### [Stored data]

□ □ □ □ □

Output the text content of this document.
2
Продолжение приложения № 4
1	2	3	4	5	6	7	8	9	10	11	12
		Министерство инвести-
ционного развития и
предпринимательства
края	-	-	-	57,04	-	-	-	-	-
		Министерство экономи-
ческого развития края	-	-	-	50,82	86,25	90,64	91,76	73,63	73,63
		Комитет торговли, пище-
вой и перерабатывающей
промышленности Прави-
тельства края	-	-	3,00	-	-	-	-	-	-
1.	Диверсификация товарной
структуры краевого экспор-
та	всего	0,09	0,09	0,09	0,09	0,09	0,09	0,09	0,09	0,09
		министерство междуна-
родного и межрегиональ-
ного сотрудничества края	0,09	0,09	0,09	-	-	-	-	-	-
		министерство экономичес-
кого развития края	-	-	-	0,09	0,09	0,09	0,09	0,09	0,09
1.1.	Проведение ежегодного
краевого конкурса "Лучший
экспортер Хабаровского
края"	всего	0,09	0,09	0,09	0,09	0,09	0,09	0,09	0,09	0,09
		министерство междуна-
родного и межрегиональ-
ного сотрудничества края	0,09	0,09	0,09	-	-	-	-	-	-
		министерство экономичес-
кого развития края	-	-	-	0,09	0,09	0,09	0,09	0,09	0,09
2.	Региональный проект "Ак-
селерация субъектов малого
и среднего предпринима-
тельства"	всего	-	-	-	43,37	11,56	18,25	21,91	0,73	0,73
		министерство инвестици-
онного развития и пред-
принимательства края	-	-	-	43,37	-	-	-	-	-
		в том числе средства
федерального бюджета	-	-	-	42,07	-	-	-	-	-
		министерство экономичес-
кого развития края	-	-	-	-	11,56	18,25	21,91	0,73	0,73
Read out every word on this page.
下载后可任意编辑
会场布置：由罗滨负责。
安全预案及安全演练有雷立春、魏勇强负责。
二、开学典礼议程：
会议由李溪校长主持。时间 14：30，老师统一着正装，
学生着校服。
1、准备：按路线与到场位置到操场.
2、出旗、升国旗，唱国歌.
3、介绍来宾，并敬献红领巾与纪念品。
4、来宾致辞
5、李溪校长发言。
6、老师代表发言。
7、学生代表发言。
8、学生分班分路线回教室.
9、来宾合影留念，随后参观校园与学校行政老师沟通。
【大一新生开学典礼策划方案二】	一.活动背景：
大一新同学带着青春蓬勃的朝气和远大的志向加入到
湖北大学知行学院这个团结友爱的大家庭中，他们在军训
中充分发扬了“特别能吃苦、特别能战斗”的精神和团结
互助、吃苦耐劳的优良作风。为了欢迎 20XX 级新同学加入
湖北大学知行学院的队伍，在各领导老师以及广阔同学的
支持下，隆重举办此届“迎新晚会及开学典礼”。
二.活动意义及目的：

□ □ □ □ □

### [Description of the task]
Please quote the records above exactly, without skipping a line.

### [Correct response]
Output the text content of this document.
2
Продолжение приложения № 4
1	2	3	4	5	6	7	8	9	10	11	12
		Министерство инвести-
ционного развития и
предпринимательства
края	-	-	-	57,04	-	-	-	-	-
		Министерство экономи-
ческого развития края	-	-	-	50,82	86,25	90,64	91,76	73,63	73,63
		Комитет торговли, пище-
вой и перерабатывающей
промышленности Прави-
тельства края	-	-	3,00	-	-	-	-	-	-
1.	Диверсификация товарной
структуры краевого экспор-
та	всего	0,09	0,09	0,09	0,09	0,09	0,09	0,09	0,09	0,09
		министерство междуна-
родного и межрегиональ-
ного сотрудничества края	0,09	0,09	0,09	-	-	-	-	-	-
		министерство экономичес-
кого развития края	-	-	-	0,09	0,09	0,09	0,09	0,09	0,09
1.1.	Проведение ежегодного
краевого конкурса "Лучший
экспортер Хабаровского
края"	всего	0,09	0,09	0,09	0,09	0,09	0,09	0,09	0,09	0,09
		министерство междуна-
родного и межрегиональ-
ного сотрудничества края	0,09	0,09	0,09	-	-	-	-	-	-
		министерство экономичес-
кого развития края	-	-	-	0,09	0,09	0,09	0,09	0,09	0,09
2.	Региональный проект "Ак-
селерация субъектов малого
и среднего предпринима-
тельства"	всего	-	-	-	43,37	11,56	18,25	21,91	0,73	0,73
		министерство инвестици-
онного развития и пред-
принимательства края	-	-	-	43,37	-	-	-	-	-
		в том числе средства
федерального бюджета	-	-	-	42,07	-	-	-	-	-
		министерство экономичес-
кого развития края	-	-	-	-	11,56	18,25	21,91	0,73	0,73
Read out every word on this page.
下载后可任意编辑
会场布置：由罗滨负责。
安全预案及安全演练有雷立春、魏勇强负责。
二、开学典礼议程：
会议由李溪校长主持。时间 14：30，老师统一着正装，
学生着校服。
1、准备：按路线与到场位置到操场.
2、出旗、升国旗，唱国歌.
3、介绍来宾，并敬献红领巾与纪念品。
4、来宾致辞
5、李溪校长发言。
6、老师代表发言。
7、学生代表发言。
8、学生分班分路线回教室.
9、来宾合影留念，随后参观校园与学校行政老师沟通。
【大一新生开学典礼策划方案二】	一.活动背景：
大一新同学带着青春蓬勃的朝气和远大的志向加入到
湖北大学知行学院这个团结友爱的大家庭中，他们在军训
中充分发扬了“特别能吃苦、特别能战斗”的精神和团结
互助、吃苦耐劳的优良作风。为了欢迎 20XX 级新同学加入
湖北大学知行学院的队伍，在各领导老师以及广阔同学的
支持下，隆重举办此届“迎新晚会及开学典礼”。
二.活动意义及目的：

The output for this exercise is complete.